▶ GIVEN PROBLEM
Locate each line with the string "spicy" in the listing below and copy it.

>> START EXTRACTED INFORMATION

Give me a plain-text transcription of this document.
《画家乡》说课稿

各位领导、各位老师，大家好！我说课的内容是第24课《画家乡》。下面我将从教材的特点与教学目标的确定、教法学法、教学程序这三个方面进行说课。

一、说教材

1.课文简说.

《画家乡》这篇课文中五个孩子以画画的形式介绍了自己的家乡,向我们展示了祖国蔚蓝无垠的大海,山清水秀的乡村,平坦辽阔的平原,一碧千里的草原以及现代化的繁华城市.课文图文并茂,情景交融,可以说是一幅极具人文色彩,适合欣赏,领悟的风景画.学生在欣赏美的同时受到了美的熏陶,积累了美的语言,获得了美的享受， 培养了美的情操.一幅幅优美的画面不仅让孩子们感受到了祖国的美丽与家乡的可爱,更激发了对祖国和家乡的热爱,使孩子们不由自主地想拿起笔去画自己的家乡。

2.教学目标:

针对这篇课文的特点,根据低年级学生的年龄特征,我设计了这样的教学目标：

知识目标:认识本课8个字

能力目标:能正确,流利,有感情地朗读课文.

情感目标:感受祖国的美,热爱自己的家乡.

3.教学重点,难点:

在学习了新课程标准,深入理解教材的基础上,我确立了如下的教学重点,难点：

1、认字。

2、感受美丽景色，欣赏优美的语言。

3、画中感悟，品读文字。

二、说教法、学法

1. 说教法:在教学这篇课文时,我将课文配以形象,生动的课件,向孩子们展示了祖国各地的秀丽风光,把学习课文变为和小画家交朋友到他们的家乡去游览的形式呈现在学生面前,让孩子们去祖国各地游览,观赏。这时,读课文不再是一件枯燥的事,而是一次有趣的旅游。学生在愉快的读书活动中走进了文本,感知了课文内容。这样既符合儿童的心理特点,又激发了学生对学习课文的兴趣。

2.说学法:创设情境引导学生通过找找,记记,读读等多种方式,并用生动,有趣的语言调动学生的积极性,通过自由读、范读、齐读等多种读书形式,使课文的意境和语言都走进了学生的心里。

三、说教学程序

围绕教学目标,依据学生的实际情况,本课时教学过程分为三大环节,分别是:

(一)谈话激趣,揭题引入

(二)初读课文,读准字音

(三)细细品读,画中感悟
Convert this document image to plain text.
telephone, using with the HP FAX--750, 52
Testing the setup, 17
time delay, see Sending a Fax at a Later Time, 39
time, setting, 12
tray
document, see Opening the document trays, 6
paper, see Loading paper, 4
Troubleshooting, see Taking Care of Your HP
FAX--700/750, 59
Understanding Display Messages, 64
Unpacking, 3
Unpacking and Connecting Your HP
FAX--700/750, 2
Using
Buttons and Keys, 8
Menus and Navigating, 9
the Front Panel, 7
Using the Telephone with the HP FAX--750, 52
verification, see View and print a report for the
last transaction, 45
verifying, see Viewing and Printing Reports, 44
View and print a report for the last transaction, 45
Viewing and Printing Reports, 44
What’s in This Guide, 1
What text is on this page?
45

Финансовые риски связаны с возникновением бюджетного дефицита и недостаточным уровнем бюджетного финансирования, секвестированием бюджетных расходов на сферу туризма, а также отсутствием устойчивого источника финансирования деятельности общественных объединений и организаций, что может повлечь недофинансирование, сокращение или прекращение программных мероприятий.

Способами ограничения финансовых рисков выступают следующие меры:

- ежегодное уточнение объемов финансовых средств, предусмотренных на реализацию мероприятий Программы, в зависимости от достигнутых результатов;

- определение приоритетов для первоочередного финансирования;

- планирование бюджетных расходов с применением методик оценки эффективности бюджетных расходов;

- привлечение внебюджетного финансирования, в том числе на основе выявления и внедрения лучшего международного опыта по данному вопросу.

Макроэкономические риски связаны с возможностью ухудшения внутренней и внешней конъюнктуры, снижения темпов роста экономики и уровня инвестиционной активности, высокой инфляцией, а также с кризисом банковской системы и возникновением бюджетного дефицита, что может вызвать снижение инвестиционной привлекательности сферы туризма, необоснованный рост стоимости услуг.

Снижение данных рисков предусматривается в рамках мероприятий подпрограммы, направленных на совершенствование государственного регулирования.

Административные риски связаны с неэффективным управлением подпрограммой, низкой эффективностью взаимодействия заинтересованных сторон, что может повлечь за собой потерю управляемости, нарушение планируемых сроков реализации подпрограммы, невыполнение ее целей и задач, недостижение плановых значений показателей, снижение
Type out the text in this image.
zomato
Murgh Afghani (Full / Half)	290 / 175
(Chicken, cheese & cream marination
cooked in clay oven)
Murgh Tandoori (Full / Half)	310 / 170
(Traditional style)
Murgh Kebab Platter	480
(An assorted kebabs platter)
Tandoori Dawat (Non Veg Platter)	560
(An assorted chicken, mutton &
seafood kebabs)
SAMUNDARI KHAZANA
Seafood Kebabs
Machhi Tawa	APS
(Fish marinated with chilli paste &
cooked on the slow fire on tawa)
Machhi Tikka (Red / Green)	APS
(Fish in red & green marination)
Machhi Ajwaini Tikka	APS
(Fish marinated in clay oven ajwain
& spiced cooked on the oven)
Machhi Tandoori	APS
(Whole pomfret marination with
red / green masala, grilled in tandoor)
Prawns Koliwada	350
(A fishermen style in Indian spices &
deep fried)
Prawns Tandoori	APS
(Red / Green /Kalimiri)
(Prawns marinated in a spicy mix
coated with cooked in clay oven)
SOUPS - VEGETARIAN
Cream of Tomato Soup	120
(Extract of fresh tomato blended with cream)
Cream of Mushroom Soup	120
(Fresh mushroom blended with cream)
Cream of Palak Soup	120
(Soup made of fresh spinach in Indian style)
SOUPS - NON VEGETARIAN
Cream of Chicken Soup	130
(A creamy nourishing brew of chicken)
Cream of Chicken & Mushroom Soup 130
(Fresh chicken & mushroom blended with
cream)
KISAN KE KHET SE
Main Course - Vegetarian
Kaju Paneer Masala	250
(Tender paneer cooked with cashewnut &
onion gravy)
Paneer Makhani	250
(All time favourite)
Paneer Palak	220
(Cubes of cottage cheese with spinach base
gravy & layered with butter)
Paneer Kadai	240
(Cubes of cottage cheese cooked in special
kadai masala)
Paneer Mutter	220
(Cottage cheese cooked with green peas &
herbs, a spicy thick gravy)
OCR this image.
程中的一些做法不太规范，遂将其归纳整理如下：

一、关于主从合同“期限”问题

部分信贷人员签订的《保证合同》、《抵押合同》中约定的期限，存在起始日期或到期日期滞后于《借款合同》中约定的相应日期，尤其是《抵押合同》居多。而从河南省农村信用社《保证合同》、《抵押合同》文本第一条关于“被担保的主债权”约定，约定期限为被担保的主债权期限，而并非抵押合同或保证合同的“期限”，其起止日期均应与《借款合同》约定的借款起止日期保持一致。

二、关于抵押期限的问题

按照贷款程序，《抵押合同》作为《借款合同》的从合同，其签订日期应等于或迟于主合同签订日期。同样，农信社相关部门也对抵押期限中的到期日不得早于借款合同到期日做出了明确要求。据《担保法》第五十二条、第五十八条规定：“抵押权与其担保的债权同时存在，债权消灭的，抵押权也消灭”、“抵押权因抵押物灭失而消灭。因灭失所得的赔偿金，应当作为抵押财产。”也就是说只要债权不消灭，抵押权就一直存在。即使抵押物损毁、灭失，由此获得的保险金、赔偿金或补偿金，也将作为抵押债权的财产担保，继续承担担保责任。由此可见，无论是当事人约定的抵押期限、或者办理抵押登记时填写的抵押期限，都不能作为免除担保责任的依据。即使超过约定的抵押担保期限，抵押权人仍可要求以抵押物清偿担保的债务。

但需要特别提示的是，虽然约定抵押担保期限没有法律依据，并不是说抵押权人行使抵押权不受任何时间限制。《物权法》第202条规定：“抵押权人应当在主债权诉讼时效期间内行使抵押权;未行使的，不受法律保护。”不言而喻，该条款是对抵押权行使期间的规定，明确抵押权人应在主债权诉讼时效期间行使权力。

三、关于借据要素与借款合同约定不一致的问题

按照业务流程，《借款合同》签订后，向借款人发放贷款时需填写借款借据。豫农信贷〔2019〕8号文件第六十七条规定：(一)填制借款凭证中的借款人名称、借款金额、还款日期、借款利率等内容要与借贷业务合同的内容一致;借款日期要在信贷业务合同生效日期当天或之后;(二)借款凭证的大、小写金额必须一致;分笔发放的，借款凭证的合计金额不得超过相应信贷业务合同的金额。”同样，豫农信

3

>> END EXTRACTED INFORMATION

▶ THE ANSWER
(Prawns marinated in a spicy mix
herbs, a spicy thick gravy)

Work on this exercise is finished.